(Request) Can you give all the records again without altering a single character?

━━ Given data

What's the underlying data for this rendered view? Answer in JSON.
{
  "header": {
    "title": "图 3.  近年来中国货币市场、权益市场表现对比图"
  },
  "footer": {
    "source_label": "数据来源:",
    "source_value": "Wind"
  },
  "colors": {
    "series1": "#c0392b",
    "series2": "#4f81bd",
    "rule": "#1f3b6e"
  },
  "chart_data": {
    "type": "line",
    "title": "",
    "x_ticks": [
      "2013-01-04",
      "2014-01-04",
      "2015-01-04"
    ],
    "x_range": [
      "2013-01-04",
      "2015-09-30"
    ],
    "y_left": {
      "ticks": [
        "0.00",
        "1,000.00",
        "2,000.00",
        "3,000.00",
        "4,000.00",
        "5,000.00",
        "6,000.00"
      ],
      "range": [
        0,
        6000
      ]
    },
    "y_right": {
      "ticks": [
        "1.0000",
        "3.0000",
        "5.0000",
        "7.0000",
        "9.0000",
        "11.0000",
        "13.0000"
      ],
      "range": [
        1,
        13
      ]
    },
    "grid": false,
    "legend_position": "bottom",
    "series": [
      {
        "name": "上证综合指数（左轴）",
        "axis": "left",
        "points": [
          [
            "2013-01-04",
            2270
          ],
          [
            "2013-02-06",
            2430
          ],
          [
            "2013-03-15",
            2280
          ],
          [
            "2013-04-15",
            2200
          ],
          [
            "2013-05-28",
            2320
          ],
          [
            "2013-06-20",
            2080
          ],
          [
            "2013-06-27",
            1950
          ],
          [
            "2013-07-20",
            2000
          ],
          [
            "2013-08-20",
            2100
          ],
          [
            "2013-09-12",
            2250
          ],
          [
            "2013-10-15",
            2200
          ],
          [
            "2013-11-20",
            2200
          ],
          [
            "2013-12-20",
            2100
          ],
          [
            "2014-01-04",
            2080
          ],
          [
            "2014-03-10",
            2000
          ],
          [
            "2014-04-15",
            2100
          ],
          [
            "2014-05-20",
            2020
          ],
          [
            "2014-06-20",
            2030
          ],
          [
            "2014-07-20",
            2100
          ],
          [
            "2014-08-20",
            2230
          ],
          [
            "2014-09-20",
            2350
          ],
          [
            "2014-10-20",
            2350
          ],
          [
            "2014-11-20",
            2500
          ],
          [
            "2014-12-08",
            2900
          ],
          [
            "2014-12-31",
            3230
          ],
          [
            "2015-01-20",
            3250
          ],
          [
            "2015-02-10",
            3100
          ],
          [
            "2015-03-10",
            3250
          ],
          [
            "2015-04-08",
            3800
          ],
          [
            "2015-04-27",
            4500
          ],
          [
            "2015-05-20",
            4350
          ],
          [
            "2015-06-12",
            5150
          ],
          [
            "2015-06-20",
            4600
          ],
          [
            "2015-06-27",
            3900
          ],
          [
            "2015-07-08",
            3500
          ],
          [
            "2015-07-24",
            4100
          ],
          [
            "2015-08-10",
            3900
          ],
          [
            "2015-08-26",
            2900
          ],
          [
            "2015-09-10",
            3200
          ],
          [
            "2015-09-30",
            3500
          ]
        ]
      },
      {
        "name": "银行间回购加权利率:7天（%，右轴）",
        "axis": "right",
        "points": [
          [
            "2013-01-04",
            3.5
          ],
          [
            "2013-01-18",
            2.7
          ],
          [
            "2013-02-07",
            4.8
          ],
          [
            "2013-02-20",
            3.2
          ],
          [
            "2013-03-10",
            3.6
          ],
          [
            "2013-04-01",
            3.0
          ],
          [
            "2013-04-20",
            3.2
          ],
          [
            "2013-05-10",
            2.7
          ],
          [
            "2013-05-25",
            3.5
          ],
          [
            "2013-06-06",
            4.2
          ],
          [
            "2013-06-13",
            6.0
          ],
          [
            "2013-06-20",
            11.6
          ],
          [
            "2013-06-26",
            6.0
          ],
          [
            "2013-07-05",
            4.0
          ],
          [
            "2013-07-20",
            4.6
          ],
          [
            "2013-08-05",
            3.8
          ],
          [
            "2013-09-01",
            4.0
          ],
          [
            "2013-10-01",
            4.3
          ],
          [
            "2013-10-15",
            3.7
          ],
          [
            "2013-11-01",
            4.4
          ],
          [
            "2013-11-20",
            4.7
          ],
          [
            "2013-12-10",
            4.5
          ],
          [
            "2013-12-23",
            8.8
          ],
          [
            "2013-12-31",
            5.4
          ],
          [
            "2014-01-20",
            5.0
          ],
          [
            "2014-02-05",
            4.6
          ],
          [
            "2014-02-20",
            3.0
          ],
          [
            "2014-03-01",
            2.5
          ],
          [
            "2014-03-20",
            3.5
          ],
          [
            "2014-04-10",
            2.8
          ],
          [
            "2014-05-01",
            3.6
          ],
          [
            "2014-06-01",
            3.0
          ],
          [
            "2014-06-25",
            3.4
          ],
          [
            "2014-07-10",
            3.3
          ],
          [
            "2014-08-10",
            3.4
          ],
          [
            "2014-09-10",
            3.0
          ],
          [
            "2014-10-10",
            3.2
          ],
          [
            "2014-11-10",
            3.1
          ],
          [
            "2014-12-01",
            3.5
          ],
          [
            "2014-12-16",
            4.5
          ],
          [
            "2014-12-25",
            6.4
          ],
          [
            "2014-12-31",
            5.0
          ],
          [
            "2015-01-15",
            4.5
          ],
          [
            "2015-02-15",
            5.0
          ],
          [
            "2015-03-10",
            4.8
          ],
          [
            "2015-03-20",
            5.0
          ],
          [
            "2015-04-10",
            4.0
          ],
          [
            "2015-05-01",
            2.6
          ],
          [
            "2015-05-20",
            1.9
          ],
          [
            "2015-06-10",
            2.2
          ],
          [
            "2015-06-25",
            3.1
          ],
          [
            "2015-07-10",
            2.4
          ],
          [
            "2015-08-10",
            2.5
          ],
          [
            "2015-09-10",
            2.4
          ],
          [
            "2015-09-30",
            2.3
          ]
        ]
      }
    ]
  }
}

━━━━

(Solution to the exercise)
What's the underlying data for this rendered view? Answer in JSON.
{
  "header": {
    "title": "图 3.  近年来中国货币市场、权益市场表现对比图"
  },
  "footer": {
    "source_label": "数据来源:",
    "source_value": "Wind"
  },
  "colors": {
    "series1": "#c0392b",
    "series2": "#4f81bd",
    "rule": "#1f3b6e"
  },
  "chart_data": {
    "type": "line",
    "title": "",
    "x_ticks": [
      "2013-01-04",
      "2014-01-04",
      "2015-01-04"
    ],
    "x_range": [
      "2013-01-04",
      "2015-09-30"
    ],
    "y_left": {
      "ticks": [
        "0.00",
        "1,000.00",
        "2,000.00",
        "3,000.00",
        "4,000.00",
        "5,000.00",
        "6,000.00"
      ],
      "range": [
        0,
        6000
      ]
    },
    "y_right": {
      "ticks": [
        "1.0000",
        "3.0000",
        "5.0000",
        "7.0000",
        "9.0000",
        "11.0000",
        "13.0000"
      ],
      "range": [
        1,
        13
      ]
    },
    "grid": false,
    "legend_position": "bottom",
    "series": [
      {
        "name": "上证综合指数（左轴）",
        "axis": "left",
        "points": [
          [
            "2013-01-04",
            2270
          ],
          [
            "2013-02-06",
            2430
          ],
          [
            "2013-03-15",
            2280
          ],
          [
            "2013-04-15",
            2200
          ],
          [
            "2013-05-28",
            2320
          ],
          [
            "2013-06-20",
            2080
          ],
          [
            "2013-06-27",
            1950
          ],
          [
            "2013-07-20",
            2000
          ],
          [
            "2013-08-20",
            2100
          ],
          [
            "2013-09-12",
            2250
          ],
          [
            "2013-10-15",
            2200
          ],
          [
            "2013-11-20",
            2200
          ],
          [
            "2013-12-20",
            2100
          ],
          [
            "2014-01-04",
            2080
          ],
          [
            "2014-03-10",
            2000
          ],
          [
            "2014-04-15",
            2100
          ],
          [
            "2014-05-20",
            2020
          ],
          [
            "2014-06-20",
            2030
          ],
          [
            "2014-07-20",
            2100
          ],
          [
            "2014-08-20",
            2230
          ],
          [
            "2014-09-20",
            2350
          ],
          [
            "2014-10-20",
            2350
          ],
          [
            "2014-11-20",
            2500
          ],
          [
            "2014-12-08",
            2900
          ],
          [
            "2014-12-31",
            3230
          ],
          [
            "2015-01-20",
            3250
          ],
          [
            "2015-02-10",
            3100
          ],
          [
            "2015-03-10",
            3250
          ],
          [
            "2015-04-08",
            3800
          ],
          [
            "2015-04-27",
            4500
          ],
          [
            "2015-05-20",
            4350
          ],
          [
            "2015-06-12",
            5150
          ],
          [
            "2015-06-20",
            4600
          ],
          [
            "2015-06-27",
            3900
          ],
          [
            "2015-07-08",
            3500
          ],
          [
            "2015-07-24",
            4100
          ],
          [
            "2015-08-10",
            3900
          ],
          [
            "2015-08-26",
            2900
          ],
          [
            "2015-09-10",
            3200
          ],
          [
            "2015-09-30",
            3500
          ]
        ]
      },
      {
        "name": "银行间回购加权利率:7天（%，右轴）",
        "axis": "right",
        "points": [
          [
            "2013-01-04",
            3.5
          ],
          [
            "2013-01-18",
            2.7
          ],
          [
            "2013-02-07",
            4.8
          ],
          [
            "2013-02-20",
            3.2
          ],
          [
            "2013-03-10",
            3.6
          ],
          [
            "2013-04-01",
            3.0
          ],
          [
            "2013-04-20",
            3.2
          ],
          [
            "2013-05-10",
            2.7
          ],
          [
            "2013-05-25",
            3.5
          ],
          [
            "2013-06-06",
            4.2
          ],
          [
            "2013-06-13",
            6.0
          ],
          [
            "2013-06-20",
            11.6
          ],
          [
            "2013-06-26",
            6.0
          ],
          [
            "2013-07-05",
            4.0
          ],
          [
            "2013-07-20",
            4.6
          ],
          [
            "2013-08-05",
            3.8
          ],
          [
            "2013-09-01",
            4.0
          ],
          [
            "2013-10-01",
            4.3
          ],
          [
            "2013-10-15",
            3.7
          ],
          [
            "2013-11-01",
            4.4
          ],
          [
            "2013-11-20",
            4.7
          ],
          [
            "2013-12-10",
            4.5
          ],
          [
            "2013-12-23",
            8.8
          ],
          [
            "2013-12-31",
            5.4
          ],
          [
            "2014-01-20",
            5.0
          ],
          [
            "2014-02-05",
            4.6
          ],
          [
            "2014-02-20",
            3.0
          ],
          [
            "2014-03-01",
            2.5
          ],
          [
            "2014-03-20",
            3.5
          ],
          [
            "2014-04-10",
            2.8
          ],
          [
            "2014-05-01",
            3.6
          ],
          [
            "2014-06-01",
            3.0
          ],
          [
            "2014-06-25",
            3.4
          ],
          [
            "2014-07-10",
            3.3
          ],
          [
            "2014-08-10",
            3.4
          ],
          [
            "2014-09-10",
            3.0
          ],
          [
            "2014-10-10",
            3.2
          ],
          [
            "2014-11-10",
            3.1
          ],
          [
            "2014-12-01",
            3.5
          ],
          [
            "2014-12-16",
            4.5
          ],
          [
            "2014-12-25",
            6.4
          ],
          [
            "2014-12-31",
            5.0
          ],
          [
            "2015-01-15",
            4.5
          ],
          [
            "2015-02-15",
            5.0
          ],
          [
            "2015-03-10",
            4.8
          ],
          [
            "2015-03-20",
            5.0
          ],
          [
            "2015-04-10",
            4.0
          ],
          [
            "2015-05-01",
            2.6
          ],
          [
            "2015-05-20",
            1.9
          ],
          [
            "2015-06-10",
            2.2
          ],
          [
            "2015-06-25",
            3.1
          ],
          [
            "2015-07-10",
            2.4
          ],
          [
            "2015-08-10",
            2.5
          ],
          [
            "2015-09-10",
            2.4
          ],
          [
            "2015-09-30",
            2.3
          ]
        ]
      }
    ]
  }
}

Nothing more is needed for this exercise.